— SOURCE EXTRACT —
━━━━━━━━

# Large time behavior of solutions to a nonlinear hyperbolic relaxation   system with slowly decaying data

**Authors:** Ikki Fukuda

arXiv: 1904.12378 · 2025-04-03

## TL;DR

This paper studies the long-term behavior of solutions to a nonlinear damped wave equation with slowly decaying initial data, revealing how decay rates influence asymptotic profiles and convergence to diffusion waves.

## Contribution

It extends previous results by analyzing solutions with slower initial decay, deriving new asymptotic profiles, and examining the impact of decay rate changes on asymptotic behavior.

━━━━━━━━

— ENTRIES PROVIDED —

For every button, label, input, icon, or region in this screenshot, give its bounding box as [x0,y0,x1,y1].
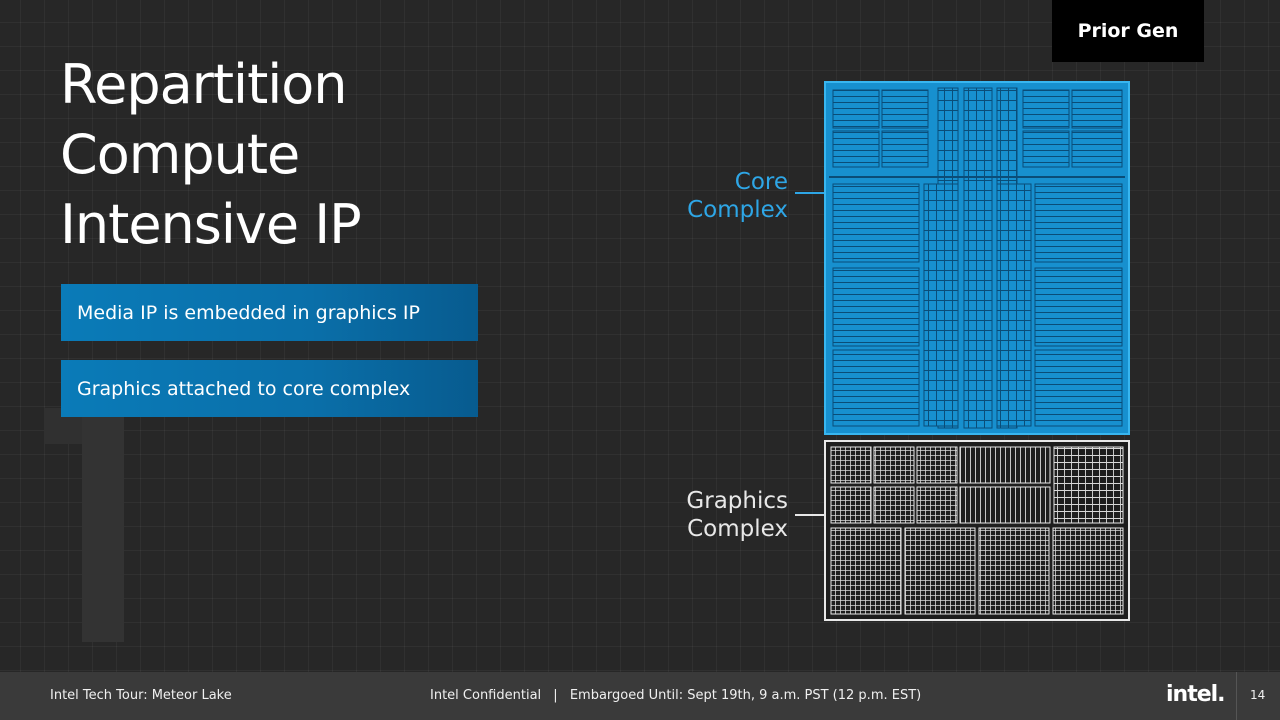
footer-bar: Intel Tech Tour: Meteor Lake Intel Confi… [0,672,1280,720]
core-complex-die [824,81,1130,435]
slide-canvas: Repartition Compute Intensive IP Media I… [0,0,1280,672]
embargo-text: Embargoed Until: Sept 19th, 9 a.m. PST (… [569,688,922,703]
page-number: 14 [1250,688,1266,702]
die-diagram [824,81,1130,621]
confidential-text: Intel Confidential [430,688,542,703]
graphics-complex-die [824,440,1130,621]
footer-separator: | [553,688,558,703]
intel-logo: intel. [1166,682,1226,707]
footer-confidential: Intel Confidential | Embargoed Until: Se… [430,688,921,703]
footer-event-title: Intel Tech Tour: Meteor Lake [50,688,232,703]
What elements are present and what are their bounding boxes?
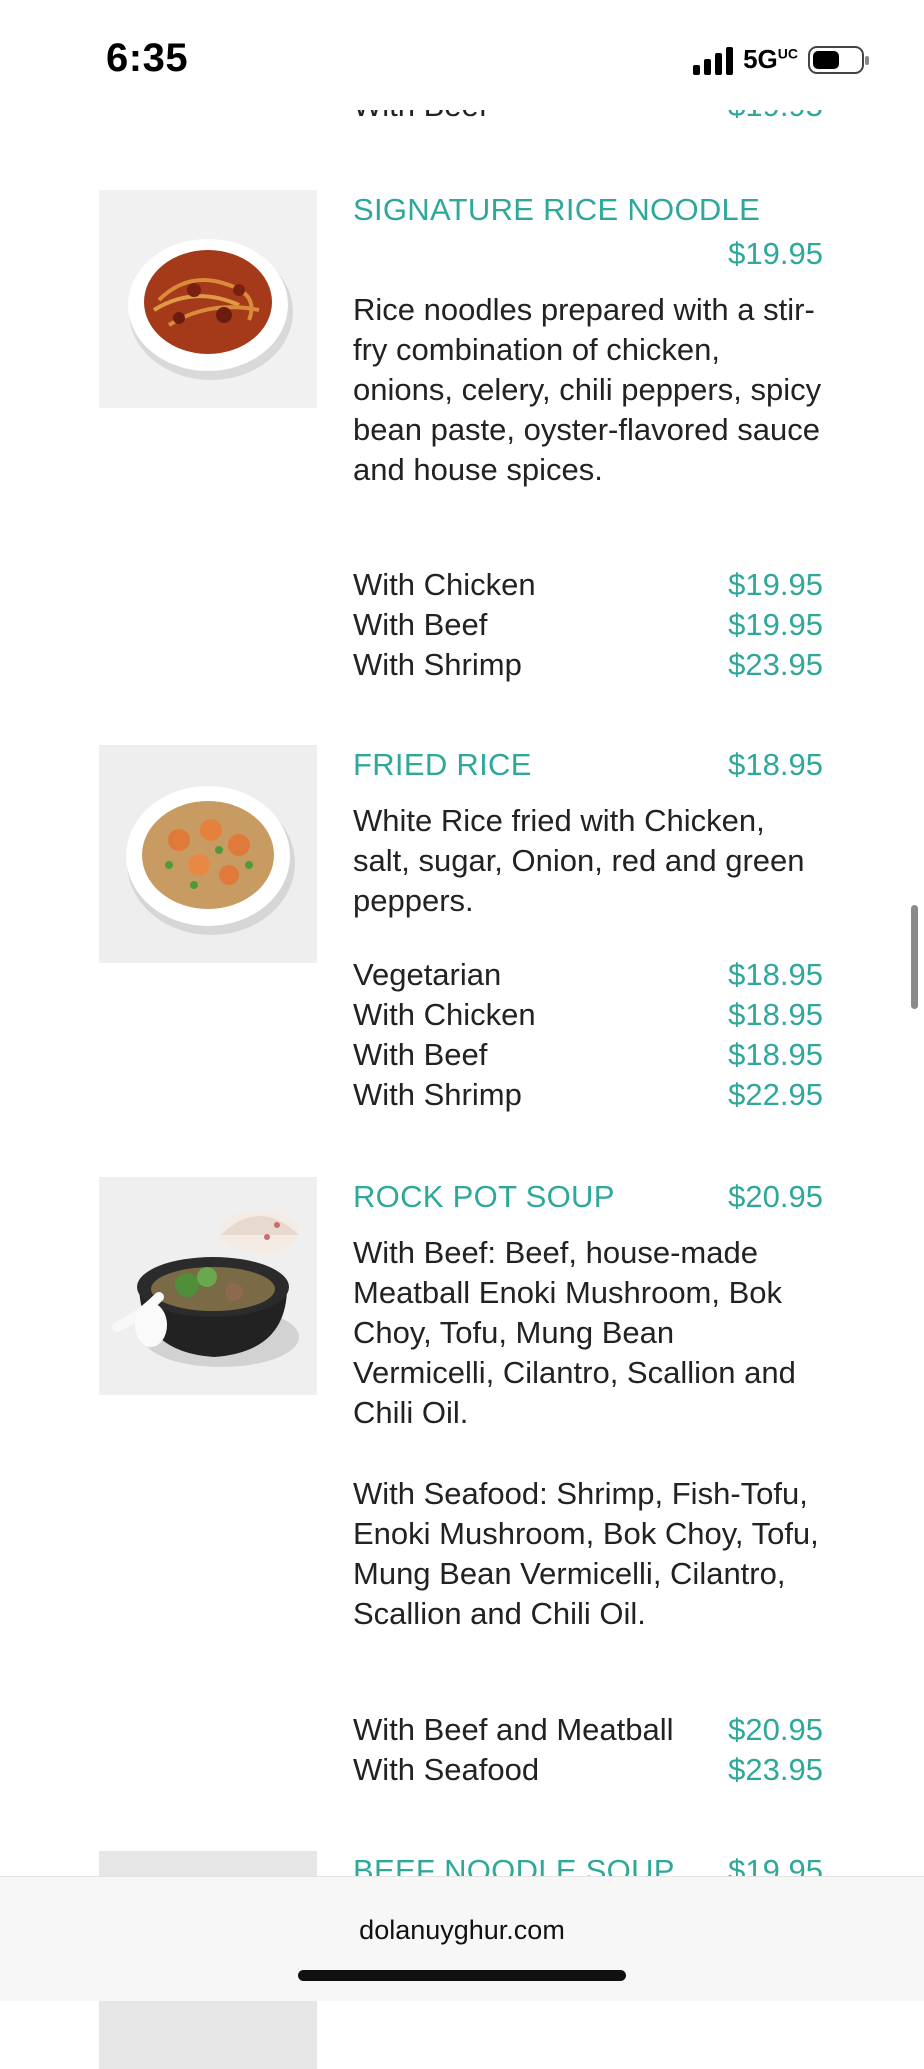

━━━━━━━━

— AIM 1 —
In the paper summary, starting with "## Contribution" and going on through "on asymptotic behavior.", give the passage again with "previous results" switched to "earlier results".
— AIM 2 —
Rewrite the rows of Block 1 as a JSON list of strings, with one string per line and blank lines omitted. Leave the pictures out of the answer.
The paper summary and the rows have no connection to each other.

— TASK RESULT 1 —
## Contribution

It extends earlier results by analyzing solutions with slower initial decay, deriving new asymptotic profiles, and examining the impact of decay rate changes on asymptotic behavior.

— TASK RESULT 2 —
[
  "For every button, label, input, icon, or region in this screenshot, give its bounding box as [x0,y0,x1,y1].",
  "footer-bar: Intel Tech Tour: Meteor Lake Intel Confi… [0,672,1280,720]",
  "core-complex-die [824,81,1130,435]",
  "slide-canvas: Repartition Compute Intensive IP Media I… [0,0,1280,672]",
  "embargo-text: Embargoed Until: Sept 19th, 9 a.m. PST (… [569,688,922,703]",
  "page-number: 14 [1250,688,1266,702]",
  "die-diagram [824,81,1130,621]",
  "confidential-text: Intel Confidential [430,688,542,703]",
  "graphics-complex-die [824,440,1130,621]",
  "footer-separator: | [553,688,558,703]",
  "intel-logo: intel. [1166,682,1226,707]",
  "footer-confidential: Intel Confidential | Embargoed Until: Se… [430,688,921,703]",
  "footer-event-title: Intel Tech Tour: Meteor Lake [50,688,232,703]",
  "What elements are present and what are their bounding boxes?"
]